**Consignes à suivre:**
Répondez aux questions suivantes à partir de l'extrait ci-dessous sur le départ de membres du Conseil d'Administration de l'IRCAM :
1. Combien de membres ont quitté ce Conseil d'Administration ?
2. Par quoi la personne qui écrit dit-elle avoir été guidée en associant sa voix à celle du groupe ?
3. Quelle association de Nador figure parmi les exceptions citées ?

──────── Extrait du document

Mais quand on a consacré sa vie à une cause, de manière libre, consciente,
bénévole et gratuite, on ne peut pas rester les mains croisés devant des
énergumènes qui, par un simple hasard ou un choix bien «intentionné», se
retrouvent impliqués dans des décisions qui engagent le présent et l’avenir de
cette cause. Quand j’ai associé ma voix à celle du groupe des fidèles à la cause
amazighe, et qui se sont retirés du Conseil d’Administration de l’IRCAM pour
dénoncer une dérive qui risque d’être fatale à l’amazighité, je l’ai fait par
conviction et par fidélité à mes principes et engagements.
Sur le moment et pour des raisons de conjoncture, le départ des sept membres du
Conseil d’Administration de l’IRCAM n’a pas été évalué, apprécié à sa juste
valeur par le Mouvement Amazighe, (exception faite de l’Association «Tanoukra»
de Nador, du Congrès Mondial Amazighe, de la Coordination «Ali Azayko» et dans
une moindre mesure, Amyafa).

────────────────
──────── Données fournies

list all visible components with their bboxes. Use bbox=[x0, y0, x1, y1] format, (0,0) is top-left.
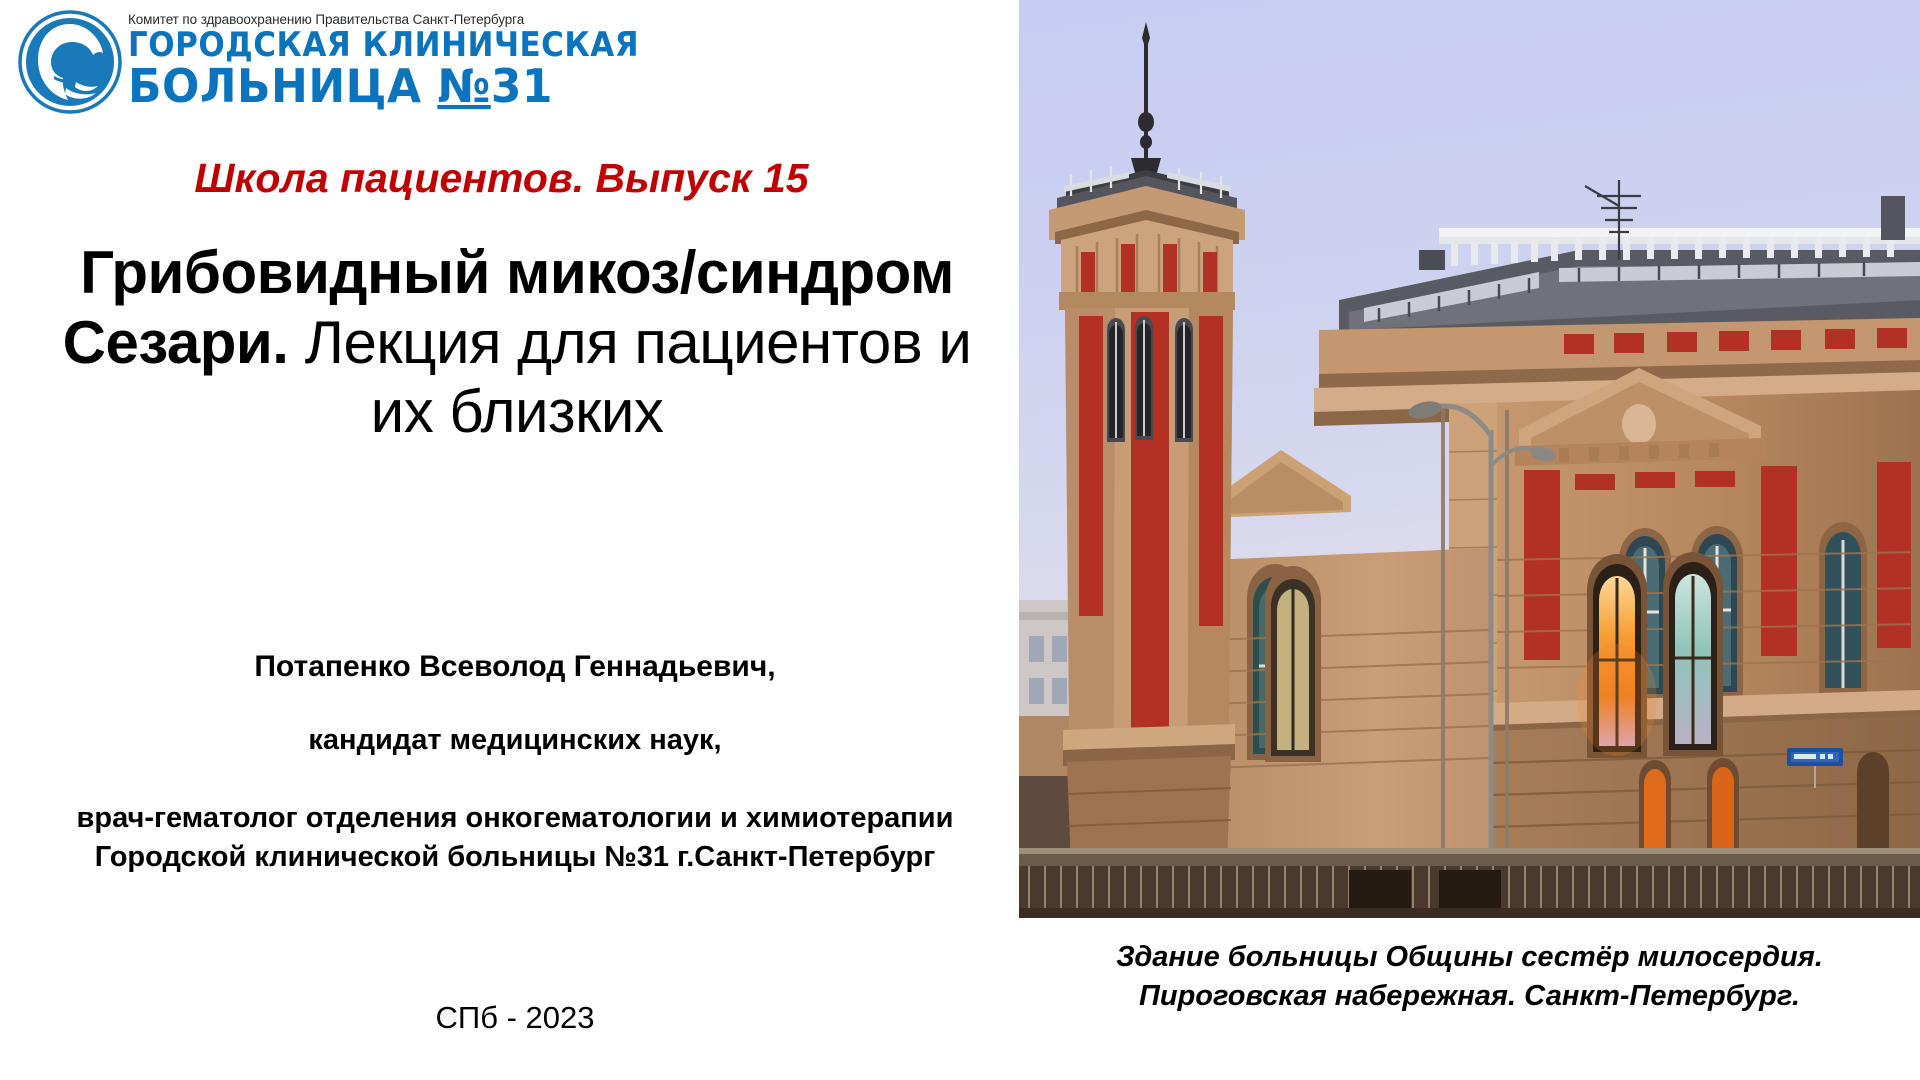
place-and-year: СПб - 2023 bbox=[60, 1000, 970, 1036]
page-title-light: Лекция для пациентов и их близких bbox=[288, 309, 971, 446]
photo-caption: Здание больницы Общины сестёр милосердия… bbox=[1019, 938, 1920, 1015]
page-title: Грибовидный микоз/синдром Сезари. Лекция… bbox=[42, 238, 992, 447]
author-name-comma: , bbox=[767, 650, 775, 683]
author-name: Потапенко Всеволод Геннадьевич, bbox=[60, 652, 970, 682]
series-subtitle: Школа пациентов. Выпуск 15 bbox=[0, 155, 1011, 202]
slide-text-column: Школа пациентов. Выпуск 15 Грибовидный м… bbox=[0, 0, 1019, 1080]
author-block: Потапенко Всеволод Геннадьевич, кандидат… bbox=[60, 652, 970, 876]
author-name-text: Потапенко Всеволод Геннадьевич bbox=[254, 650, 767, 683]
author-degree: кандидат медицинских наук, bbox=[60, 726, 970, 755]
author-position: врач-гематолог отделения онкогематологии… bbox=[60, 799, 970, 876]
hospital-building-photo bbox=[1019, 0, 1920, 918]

────────────────

**Résultat de la tâche:**
1. Sept membres.
2. Par conviction et par fidélité à ses principes et engagements.
3. L'Association « Tanoukra ».